Look through the entries below and count the lines with the word "提高公众法律意识" in them; give only the number.

▸ **Input rows**:
— begin —
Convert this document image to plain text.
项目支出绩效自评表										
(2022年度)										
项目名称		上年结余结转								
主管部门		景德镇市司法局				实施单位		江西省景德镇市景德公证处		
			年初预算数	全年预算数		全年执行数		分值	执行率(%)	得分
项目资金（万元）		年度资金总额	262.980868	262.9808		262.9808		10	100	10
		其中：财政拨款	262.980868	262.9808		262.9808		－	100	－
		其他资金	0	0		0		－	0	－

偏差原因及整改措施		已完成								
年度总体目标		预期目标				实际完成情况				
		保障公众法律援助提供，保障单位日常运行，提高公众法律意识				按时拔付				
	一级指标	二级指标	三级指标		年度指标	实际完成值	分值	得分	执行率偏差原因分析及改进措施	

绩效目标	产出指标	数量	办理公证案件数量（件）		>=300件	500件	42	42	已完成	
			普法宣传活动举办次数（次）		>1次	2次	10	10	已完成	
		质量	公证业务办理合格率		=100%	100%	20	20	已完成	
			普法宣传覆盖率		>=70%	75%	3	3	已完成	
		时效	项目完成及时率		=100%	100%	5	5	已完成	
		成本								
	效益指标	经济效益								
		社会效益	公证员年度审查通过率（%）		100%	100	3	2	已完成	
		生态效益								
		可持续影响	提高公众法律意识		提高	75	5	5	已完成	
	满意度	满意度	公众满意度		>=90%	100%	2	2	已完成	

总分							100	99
— end —
▸ **The response**: 2